** Start Data provided **

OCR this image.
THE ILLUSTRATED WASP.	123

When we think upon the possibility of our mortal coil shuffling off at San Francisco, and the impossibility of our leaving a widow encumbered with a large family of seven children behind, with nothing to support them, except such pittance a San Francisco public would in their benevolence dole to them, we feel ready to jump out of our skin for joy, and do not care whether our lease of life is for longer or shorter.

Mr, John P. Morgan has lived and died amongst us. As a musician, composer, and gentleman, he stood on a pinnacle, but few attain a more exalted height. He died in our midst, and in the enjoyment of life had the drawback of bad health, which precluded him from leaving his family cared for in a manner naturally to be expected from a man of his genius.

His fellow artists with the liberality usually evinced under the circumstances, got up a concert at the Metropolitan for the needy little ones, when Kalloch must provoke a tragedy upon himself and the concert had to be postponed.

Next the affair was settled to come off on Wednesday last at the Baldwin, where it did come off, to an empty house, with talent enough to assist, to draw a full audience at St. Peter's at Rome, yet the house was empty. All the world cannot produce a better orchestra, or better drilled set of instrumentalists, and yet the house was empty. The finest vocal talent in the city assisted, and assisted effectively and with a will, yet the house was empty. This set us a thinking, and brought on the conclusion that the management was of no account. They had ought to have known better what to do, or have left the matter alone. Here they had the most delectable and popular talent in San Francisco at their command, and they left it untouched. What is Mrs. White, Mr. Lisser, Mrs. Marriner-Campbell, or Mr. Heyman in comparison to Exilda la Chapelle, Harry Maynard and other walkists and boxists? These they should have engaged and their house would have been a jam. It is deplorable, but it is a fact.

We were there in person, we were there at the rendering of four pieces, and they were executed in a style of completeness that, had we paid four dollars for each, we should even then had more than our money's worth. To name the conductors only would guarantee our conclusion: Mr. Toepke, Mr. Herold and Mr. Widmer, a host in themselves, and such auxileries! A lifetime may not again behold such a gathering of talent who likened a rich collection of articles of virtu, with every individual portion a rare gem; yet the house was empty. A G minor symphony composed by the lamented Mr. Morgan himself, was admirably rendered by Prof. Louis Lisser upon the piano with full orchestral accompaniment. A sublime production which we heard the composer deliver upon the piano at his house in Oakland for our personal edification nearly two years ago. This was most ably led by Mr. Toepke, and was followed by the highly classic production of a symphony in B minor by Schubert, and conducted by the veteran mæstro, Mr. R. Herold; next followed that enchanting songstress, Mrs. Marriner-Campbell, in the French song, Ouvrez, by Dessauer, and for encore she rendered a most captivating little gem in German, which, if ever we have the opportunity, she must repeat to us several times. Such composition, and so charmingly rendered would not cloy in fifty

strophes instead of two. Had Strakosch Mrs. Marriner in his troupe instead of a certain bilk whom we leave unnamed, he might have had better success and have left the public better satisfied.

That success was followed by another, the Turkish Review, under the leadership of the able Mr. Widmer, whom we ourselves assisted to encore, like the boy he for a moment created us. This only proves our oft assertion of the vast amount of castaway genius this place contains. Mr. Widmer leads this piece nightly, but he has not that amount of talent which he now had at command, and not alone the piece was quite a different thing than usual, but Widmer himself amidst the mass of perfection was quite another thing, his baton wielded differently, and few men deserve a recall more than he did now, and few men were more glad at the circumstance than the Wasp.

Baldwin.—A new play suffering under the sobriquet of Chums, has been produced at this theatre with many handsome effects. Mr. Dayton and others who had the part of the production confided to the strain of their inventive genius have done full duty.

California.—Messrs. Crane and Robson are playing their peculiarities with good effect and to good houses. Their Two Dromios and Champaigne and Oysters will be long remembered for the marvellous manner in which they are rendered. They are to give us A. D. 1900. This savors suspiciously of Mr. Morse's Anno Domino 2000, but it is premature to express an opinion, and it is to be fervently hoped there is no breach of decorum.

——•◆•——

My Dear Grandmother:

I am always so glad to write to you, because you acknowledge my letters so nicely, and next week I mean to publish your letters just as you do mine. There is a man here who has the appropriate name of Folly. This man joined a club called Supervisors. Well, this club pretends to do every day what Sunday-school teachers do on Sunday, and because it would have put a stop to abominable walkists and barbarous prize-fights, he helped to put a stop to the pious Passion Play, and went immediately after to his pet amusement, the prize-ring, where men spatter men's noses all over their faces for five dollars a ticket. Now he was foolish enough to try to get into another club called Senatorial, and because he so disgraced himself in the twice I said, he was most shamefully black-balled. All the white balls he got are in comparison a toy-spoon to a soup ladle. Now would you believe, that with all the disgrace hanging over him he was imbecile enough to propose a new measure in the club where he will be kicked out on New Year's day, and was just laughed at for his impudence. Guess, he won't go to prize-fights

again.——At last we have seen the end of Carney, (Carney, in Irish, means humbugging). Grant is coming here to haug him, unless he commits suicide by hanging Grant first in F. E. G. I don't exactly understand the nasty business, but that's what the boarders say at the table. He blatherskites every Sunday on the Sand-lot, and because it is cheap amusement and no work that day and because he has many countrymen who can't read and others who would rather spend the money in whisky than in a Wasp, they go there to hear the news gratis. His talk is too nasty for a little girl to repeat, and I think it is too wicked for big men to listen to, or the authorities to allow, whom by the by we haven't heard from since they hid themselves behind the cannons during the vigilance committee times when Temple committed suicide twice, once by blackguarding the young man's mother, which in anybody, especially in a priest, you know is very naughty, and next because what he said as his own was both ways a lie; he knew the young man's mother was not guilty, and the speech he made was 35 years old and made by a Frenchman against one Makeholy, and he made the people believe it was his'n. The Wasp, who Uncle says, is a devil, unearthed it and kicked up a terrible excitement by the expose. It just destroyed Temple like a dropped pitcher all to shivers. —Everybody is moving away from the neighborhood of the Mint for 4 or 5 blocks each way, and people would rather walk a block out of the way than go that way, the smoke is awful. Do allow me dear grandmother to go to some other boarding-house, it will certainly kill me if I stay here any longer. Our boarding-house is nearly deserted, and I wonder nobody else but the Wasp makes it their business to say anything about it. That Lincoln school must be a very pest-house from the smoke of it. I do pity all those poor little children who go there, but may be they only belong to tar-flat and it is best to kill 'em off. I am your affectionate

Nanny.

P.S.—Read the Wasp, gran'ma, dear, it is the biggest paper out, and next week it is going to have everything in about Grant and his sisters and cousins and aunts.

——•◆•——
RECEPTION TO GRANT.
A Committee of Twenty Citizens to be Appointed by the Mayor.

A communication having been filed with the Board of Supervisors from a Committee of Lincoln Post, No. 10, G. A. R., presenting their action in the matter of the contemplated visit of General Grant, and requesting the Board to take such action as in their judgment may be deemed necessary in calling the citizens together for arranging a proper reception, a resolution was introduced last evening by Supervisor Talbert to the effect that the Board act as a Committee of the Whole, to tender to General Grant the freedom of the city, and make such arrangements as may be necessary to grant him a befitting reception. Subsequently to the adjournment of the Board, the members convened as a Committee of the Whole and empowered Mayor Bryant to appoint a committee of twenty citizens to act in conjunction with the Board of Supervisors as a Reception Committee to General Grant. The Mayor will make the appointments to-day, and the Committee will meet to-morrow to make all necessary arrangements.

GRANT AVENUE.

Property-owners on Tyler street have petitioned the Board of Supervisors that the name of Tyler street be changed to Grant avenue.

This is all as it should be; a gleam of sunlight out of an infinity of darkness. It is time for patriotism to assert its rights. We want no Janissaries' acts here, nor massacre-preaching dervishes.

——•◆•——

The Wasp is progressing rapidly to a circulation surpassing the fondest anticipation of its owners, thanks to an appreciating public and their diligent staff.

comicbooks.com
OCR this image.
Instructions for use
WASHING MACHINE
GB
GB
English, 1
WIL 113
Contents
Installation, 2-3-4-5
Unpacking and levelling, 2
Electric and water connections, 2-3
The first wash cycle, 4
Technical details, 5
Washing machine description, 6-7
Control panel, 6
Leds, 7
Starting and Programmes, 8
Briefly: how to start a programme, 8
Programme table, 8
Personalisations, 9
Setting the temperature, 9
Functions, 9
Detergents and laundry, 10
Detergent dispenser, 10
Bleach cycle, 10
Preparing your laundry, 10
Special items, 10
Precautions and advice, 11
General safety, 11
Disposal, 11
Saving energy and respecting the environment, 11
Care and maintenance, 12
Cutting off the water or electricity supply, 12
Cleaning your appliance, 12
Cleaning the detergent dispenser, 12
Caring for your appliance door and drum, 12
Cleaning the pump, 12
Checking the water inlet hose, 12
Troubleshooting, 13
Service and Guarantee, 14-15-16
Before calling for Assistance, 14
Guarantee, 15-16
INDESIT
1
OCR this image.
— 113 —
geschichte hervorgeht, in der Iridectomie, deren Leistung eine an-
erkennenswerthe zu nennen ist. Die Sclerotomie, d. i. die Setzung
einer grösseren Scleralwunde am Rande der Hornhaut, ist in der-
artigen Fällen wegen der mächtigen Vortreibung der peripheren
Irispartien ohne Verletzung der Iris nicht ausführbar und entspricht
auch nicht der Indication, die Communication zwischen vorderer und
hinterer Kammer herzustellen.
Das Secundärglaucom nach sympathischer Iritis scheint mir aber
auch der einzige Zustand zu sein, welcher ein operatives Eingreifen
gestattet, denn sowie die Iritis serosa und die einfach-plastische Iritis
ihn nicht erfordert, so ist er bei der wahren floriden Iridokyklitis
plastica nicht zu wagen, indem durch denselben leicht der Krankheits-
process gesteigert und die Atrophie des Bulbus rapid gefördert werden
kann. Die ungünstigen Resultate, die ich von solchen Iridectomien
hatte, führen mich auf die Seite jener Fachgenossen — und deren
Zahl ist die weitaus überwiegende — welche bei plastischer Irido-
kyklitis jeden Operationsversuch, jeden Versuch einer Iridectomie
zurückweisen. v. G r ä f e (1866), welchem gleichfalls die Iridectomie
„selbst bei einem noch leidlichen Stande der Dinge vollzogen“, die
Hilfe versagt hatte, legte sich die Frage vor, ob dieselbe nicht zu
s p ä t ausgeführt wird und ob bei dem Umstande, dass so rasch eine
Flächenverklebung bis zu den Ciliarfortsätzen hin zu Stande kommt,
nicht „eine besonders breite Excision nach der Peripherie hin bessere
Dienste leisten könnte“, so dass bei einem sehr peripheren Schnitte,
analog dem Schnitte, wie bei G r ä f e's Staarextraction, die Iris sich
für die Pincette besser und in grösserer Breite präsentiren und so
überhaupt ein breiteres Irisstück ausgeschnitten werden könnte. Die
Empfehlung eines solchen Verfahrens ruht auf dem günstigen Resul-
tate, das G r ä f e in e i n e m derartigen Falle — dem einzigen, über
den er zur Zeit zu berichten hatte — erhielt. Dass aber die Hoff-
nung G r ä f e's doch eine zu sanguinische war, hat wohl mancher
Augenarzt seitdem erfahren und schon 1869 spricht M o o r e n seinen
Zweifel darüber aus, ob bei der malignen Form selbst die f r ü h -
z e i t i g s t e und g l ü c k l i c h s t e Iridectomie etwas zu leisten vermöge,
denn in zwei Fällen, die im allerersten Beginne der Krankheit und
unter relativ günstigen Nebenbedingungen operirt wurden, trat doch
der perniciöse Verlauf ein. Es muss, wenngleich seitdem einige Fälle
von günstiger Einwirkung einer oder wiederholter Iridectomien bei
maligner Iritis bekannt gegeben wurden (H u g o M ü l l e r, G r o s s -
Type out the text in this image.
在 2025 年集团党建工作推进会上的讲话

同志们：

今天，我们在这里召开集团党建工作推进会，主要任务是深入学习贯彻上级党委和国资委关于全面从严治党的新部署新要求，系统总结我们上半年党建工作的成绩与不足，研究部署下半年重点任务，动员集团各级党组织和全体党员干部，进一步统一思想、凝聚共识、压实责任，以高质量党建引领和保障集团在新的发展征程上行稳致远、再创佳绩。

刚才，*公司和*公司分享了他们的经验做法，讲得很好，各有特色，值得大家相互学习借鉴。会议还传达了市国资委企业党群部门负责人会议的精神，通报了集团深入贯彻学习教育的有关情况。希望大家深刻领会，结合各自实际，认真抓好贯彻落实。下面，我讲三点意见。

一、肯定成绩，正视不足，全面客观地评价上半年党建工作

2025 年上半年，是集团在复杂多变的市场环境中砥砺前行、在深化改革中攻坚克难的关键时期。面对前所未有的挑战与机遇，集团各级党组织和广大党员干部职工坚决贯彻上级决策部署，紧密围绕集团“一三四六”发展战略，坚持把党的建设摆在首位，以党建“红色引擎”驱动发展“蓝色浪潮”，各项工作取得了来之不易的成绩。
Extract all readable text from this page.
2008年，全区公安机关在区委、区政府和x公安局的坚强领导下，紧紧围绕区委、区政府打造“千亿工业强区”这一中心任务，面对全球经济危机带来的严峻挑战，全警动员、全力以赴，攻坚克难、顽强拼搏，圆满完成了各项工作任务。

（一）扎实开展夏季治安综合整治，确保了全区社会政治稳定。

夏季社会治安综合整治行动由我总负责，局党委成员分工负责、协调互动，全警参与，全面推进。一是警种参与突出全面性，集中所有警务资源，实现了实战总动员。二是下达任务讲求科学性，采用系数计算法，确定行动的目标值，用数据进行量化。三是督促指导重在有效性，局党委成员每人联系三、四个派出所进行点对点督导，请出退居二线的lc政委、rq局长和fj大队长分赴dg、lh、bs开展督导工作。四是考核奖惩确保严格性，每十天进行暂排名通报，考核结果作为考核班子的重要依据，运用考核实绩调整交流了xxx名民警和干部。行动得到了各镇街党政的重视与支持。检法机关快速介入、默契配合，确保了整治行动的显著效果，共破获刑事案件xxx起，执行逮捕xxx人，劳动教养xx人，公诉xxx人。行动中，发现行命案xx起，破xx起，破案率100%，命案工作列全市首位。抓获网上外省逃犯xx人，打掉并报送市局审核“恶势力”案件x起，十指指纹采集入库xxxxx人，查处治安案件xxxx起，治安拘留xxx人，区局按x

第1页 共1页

** End Data provided **

#### Written problem
Your answer should be only the number of lines that hold the word "selbst".

#### The response
2